▶ [TASK]
In the entries below, find the lines that contain the word "JSON" and copy them.

▶ [DATA LINES]
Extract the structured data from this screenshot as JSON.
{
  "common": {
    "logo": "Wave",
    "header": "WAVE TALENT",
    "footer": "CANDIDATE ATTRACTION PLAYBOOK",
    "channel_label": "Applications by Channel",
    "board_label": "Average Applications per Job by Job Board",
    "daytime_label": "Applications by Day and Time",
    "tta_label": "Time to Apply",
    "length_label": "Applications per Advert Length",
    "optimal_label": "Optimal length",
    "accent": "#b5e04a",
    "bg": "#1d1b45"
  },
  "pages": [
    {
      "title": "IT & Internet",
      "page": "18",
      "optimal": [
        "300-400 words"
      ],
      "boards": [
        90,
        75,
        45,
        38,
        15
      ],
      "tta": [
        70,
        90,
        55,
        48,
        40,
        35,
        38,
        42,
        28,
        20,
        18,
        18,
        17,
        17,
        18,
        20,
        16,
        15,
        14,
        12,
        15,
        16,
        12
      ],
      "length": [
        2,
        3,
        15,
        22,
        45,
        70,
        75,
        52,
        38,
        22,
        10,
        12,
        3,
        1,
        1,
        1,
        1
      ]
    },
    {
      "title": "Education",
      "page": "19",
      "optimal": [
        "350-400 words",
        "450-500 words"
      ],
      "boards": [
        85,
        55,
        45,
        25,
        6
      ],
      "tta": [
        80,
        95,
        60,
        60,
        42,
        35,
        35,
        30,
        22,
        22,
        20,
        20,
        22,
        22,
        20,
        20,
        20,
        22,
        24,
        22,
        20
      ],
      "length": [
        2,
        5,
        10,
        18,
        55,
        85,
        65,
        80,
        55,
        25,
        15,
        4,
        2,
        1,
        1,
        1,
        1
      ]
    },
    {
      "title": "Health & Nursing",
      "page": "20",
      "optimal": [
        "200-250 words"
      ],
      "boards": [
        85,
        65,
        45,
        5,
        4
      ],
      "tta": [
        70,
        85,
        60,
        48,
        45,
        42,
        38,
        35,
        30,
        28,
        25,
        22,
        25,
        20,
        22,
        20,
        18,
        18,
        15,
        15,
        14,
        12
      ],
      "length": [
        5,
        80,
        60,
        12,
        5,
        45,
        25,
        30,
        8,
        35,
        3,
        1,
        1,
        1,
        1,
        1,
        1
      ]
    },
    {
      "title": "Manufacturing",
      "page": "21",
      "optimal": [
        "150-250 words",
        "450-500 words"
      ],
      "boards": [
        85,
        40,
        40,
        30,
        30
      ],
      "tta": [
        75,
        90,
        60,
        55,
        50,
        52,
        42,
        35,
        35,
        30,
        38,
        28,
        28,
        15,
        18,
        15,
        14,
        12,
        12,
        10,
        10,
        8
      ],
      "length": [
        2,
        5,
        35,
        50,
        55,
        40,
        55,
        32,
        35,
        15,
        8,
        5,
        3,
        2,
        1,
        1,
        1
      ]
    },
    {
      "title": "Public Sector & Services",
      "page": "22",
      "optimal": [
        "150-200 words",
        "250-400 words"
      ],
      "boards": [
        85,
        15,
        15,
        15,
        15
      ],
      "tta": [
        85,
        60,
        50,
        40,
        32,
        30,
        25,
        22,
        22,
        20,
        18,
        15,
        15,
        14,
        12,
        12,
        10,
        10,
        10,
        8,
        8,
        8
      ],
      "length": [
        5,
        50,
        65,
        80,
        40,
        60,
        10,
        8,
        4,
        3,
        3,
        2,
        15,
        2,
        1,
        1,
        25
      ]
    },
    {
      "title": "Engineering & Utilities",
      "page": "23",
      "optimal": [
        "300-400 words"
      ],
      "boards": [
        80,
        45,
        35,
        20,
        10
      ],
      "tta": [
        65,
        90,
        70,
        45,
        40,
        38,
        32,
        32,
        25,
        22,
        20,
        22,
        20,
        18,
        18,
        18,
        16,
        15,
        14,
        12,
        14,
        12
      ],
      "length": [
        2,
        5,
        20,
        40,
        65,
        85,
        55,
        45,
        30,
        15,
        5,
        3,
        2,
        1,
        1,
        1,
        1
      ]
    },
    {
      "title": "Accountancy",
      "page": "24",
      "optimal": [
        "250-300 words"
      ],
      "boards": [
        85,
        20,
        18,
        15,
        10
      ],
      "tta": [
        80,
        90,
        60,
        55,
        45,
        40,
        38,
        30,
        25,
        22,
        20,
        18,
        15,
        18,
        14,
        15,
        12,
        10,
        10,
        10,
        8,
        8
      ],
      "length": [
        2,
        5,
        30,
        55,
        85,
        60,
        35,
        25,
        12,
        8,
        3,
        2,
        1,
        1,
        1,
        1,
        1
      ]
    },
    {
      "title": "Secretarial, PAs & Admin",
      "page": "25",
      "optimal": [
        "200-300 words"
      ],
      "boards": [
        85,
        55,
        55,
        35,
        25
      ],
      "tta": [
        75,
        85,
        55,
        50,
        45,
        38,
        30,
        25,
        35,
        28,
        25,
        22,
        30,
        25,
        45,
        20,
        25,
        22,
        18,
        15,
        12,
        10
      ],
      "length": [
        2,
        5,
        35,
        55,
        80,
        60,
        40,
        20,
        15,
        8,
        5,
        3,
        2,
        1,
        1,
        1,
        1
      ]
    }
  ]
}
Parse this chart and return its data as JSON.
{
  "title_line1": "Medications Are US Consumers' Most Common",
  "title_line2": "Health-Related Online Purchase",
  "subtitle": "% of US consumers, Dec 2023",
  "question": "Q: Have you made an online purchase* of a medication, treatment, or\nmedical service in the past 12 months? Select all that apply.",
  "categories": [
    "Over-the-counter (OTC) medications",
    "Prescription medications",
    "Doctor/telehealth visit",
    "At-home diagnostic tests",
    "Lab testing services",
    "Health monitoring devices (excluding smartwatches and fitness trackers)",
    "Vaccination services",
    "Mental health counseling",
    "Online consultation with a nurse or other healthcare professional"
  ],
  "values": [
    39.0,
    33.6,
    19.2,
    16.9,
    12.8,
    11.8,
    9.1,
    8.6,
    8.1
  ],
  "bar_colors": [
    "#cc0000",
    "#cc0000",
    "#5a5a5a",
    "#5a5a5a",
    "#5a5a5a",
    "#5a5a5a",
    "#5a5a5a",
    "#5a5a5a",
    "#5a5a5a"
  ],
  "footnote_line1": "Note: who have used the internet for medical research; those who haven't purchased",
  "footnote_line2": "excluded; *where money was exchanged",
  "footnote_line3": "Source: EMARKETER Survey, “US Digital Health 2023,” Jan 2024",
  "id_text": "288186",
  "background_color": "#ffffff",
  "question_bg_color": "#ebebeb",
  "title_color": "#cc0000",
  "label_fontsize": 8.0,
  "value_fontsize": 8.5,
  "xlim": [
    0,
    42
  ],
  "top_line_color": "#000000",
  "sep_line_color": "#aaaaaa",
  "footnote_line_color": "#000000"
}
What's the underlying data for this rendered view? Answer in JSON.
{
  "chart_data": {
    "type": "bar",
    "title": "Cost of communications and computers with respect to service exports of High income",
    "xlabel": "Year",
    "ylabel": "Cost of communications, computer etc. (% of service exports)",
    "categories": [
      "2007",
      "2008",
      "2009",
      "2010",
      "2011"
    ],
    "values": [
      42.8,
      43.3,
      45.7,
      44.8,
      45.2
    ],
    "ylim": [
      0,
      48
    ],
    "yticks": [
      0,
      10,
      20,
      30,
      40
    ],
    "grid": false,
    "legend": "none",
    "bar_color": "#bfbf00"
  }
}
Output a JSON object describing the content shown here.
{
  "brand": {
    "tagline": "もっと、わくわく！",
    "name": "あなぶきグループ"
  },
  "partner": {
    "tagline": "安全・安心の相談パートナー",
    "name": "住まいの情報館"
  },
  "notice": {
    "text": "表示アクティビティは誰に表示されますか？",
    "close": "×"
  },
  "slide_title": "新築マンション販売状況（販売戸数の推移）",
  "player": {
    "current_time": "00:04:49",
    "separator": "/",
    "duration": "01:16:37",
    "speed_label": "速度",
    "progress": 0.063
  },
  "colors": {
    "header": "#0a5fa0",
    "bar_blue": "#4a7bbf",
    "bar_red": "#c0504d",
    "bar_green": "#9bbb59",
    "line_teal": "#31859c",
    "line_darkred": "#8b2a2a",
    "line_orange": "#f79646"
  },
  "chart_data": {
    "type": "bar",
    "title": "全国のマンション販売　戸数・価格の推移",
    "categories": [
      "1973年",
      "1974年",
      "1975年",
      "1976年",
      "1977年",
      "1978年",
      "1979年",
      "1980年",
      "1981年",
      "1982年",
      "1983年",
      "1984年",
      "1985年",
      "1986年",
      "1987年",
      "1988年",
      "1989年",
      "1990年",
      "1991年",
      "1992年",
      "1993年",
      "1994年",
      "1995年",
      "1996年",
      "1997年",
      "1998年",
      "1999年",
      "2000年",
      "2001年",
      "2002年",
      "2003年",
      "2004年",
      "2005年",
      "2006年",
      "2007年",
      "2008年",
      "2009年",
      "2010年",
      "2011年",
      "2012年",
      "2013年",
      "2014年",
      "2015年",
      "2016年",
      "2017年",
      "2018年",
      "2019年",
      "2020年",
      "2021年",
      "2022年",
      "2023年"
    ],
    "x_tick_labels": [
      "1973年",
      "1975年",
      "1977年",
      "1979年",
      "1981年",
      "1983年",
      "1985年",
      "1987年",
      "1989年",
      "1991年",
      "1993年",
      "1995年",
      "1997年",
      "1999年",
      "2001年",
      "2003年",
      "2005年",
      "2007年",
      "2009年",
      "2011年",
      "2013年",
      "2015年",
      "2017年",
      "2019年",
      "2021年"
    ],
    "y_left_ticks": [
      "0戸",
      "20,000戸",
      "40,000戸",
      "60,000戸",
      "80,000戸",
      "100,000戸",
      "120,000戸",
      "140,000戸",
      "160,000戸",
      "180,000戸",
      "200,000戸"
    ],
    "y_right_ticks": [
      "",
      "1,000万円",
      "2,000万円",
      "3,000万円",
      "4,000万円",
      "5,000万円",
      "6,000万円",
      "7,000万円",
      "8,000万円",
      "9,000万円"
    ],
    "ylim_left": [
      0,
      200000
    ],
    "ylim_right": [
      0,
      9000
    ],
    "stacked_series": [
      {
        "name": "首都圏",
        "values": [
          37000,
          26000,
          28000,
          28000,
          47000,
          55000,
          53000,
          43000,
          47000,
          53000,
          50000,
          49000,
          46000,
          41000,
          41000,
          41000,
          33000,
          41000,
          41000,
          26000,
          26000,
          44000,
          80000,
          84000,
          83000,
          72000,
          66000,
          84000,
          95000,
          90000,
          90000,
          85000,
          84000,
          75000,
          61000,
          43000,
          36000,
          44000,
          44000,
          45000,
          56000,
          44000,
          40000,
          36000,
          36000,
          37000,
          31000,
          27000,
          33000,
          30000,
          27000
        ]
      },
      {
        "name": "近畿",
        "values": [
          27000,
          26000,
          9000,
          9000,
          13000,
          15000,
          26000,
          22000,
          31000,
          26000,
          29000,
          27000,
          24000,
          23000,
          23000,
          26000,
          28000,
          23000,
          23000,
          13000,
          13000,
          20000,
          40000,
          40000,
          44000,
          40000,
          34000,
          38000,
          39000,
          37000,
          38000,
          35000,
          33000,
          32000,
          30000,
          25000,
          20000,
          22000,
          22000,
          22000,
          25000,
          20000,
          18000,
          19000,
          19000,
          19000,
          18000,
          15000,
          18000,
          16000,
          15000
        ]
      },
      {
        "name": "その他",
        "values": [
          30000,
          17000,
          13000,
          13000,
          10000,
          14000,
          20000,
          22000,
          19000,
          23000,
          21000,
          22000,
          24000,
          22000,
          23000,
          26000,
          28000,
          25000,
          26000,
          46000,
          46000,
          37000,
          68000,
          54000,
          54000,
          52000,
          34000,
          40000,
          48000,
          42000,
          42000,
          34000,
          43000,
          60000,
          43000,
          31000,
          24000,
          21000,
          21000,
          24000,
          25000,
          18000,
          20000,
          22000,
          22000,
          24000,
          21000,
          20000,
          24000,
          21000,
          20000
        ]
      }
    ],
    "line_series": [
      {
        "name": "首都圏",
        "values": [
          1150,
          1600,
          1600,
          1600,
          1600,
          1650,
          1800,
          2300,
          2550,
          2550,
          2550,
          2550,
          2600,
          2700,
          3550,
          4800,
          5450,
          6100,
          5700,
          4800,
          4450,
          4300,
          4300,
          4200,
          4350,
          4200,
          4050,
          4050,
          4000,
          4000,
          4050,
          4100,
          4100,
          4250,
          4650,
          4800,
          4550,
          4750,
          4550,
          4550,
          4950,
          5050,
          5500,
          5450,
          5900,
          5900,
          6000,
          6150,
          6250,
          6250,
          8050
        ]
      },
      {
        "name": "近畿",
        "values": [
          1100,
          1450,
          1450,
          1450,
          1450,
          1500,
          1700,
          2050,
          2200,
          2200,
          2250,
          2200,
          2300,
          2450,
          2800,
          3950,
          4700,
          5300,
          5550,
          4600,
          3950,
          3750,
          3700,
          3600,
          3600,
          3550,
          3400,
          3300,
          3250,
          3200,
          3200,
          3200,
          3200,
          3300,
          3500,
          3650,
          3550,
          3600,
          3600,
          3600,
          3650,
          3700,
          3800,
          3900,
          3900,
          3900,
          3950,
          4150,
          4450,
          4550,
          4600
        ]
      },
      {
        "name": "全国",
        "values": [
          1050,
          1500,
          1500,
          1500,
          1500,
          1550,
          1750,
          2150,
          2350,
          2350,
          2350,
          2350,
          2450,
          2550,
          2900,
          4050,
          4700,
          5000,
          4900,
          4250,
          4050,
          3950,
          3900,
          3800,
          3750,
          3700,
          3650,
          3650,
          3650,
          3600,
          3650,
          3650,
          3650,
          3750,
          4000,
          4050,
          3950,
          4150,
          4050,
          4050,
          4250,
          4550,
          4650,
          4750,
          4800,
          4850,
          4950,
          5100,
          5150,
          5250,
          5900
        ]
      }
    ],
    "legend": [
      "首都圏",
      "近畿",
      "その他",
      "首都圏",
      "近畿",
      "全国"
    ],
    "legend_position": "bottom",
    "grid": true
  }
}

▶ [SOLVED EXERCISE]
Extract the structured data from this screenshot as JSON.
Parse this chart and return its data as JSON.
What's the underlying data for this rendered view? Answer in JSON.
Output a JSON object describing the content shown here.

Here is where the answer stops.